──────── THE INPUT

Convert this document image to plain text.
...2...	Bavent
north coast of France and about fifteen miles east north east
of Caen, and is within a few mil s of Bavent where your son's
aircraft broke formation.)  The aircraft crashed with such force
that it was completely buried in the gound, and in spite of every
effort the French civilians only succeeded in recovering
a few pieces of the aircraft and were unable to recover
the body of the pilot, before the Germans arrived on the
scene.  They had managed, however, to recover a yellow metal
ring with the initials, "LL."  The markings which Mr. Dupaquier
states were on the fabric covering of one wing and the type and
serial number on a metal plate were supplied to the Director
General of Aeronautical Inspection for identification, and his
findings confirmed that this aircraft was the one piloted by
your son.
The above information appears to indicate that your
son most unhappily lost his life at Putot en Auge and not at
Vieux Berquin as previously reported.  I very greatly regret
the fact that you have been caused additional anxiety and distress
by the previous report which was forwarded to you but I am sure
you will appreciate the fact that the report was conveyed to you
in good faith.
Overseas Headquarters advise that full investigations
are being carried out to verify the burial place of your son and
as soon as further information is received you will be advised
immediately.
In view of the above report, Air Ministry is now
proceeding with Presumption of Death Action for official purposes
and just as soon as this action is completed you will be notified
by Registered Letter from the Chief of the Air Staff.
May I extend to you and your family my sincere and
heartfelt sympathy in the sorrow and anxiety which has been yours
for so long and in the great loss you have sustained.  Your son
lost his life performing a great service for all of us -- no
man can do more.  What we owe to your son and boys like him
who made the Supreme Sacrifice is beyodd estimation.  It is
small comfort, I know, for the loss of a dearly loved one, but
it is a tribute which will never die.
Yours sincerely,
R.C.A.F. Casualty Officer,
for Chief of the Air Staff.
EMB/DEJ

────────────────

[PROBLEM] Extract the data in full. Keep it word for word.

[RESULT]
Convert this document image to plain text.
...2...	Bavent
north coast of France and about fifteen miles east north east
of Caen, and is within a few mil s of Bavent where your son's
aircraft broke formation.)  The aircraft crashed with such force
that it was completely buried in the gound, and in spite of every
effort the French civilians only succeeded in recovering
a few pieces of the aircraft and were unable to recover
the body of the pilot, before the Germans arrived on the
scene.  They had managed, however, to recover a yellow metal
ring with the initials, "LL."  The markings which Mr. Dupaquier
states were on the fabric covering of one wing and the type and
serial number on a metal plate were supplied to the Director
General of Aeronautical Inspection for identification, and his
findings confirmed that this aircraft was the one piloted by
your son.
The above information appears to indicate that your
son most unhappily lost his life at Putot en Auge and not at
Vieux Berquin as previously reported.  I very greatly regret
the fact that you have been caused additional anxiety and distress
by the previous report which was forwarded to you but I am sure
you will appreciate the fact that the report was conveyed to you
in good faith.
Overseas Headquarters advise that full investigations
are being carried out to verify the burial place of your son and
as soon as further information is received you will be advised
immediately.
In view of the above report, Air Ministry is now
proceeding with Presumption of Death Action for official purposes
and just as soon as this action is completed you will be notified
by Registered Letter from the Chief of the Air Staff.
May I extend to you and your family my sincere and
heartfelt sympathy in the sorrow and anxiety which has been yours
for so long and in the great loss you have sustained.  Your son
lost his life performing a great service for all of us -- no
man can do more.  What we owe to your son and boys like him
who made the Supreme Sacrifice is beyodd estimation.  It is
small comfort, I know, for the loss of a dearly loved one, but
it is a tribute which will never die.
Yours sincerely,
R.C.A.F. Casualty Officer,
for Chief of the Air Staff.
EMB/DEJ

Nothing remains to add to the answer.